◆ Description of the task ◆
The pictures are to be omitted when the entries are reproduced exactly.

══════════════════════════════

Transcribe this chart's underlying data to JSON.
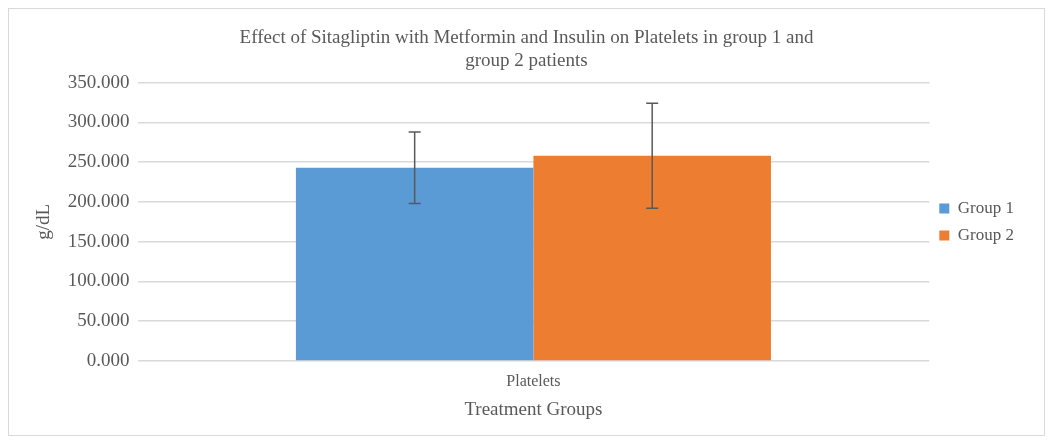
{
  "chart_data": {
    "type": "bar",
    "title": "Effect of Sitagliptin with Metformin and Insulin on Platelets in group 1 and group 2 patients",
    "xlabel": "Treatment Groups",
    "ylabel": "g/dL",
    "categories": [
      "Platelets"
    ],
    "series": [
      {
        "name": "Group 1",
        "color": "#5b9bd5",
        "values": [
          243
        ],
        "errors": [
          45
        ]
      },
      {
        "name": "Group 2",
        "color": "#ed7d31",
        "values": [
          258
        ],
        "errors": [
          66
        ]
      }
    ],
    "ylim": [
      0,
      350
    ],
    "yticks": [
      {
        "value": 0,
        "label": "0.000"
      },
      {
        "value": 50,
        "label": "50.000"
      },
      {
        "value": 100,
        "label": "100.000"
      },
      {
        "value": 150,
        "label": "150.000"
      },
      {
        "value": 200,
        "label": "200.000"
      },
      {
        "value": 250,
        "label": "250.000"
      },
      {
        "value": 300,
        "label": "300.000"
      },
      {
        "value": 350,
        "label": "350.000"
      }
    ],
    "grid": "y",
    "legend": "right"
  }
}
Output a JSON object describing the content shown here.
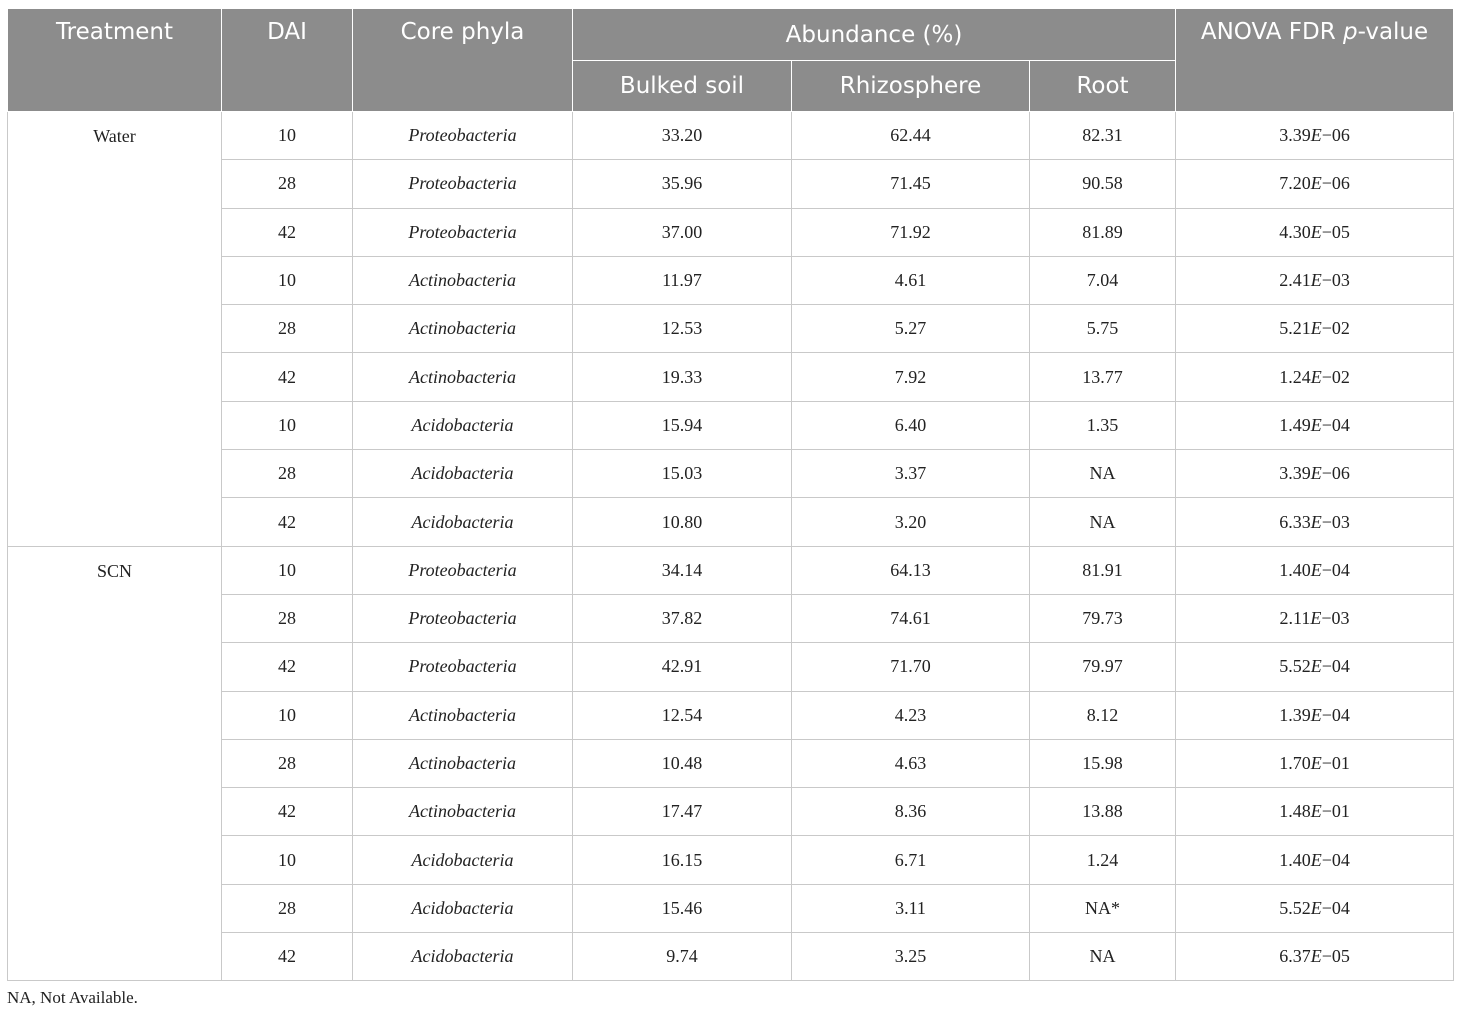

══════════════════════════════

◆ Task solution ◆
Transcribe this chart's underlying data to JSON.
{
  "chart_data": {
    "type": "bar",
    "title": "Effect of Sitagliptin with Metformin and Insulin on Platelets in group 1 and group 2 patients",
    "xlabel": "Treatment Groups",
    "ylabel": "g/dL",
    "categories": [
      "Platelets"
    ],
    "series": [
      {
        "name": "Group 1",
        "color": "#5b9bd5",
        "values": [
          243
        ],
        "errors": [
          45
        ]
      },
      {
        "name": "Group 2",
        "color": "#ed7d31",
        "values": [
          258
        ],
        "errors": [
          66
        ]
      }
    ],
    "ylim": [
      0,
      350
    ],
    "yticks": [
      {
        "value": 0,
        "label": "0.000"
      },
      {
        "value": 50,
        "label": "50.000"
      },
      {
        "value": 100,
        "label": "100.000"
      },
      {
        "value": 150,
        "label": "150.000"
      },
      {
        "value": 200,
        "label": "200.000"
      },
      {
        "value": 250,
        "label": "250.000"
      },
      {
        "value": 300,
        "label": "300.000"
      },
      {
        "value": 350,
        "label": "350.000"
      }
    ],
    "grid": "y",
    "legend": "right"
  }
}
Output a JSON object describing the content shown here.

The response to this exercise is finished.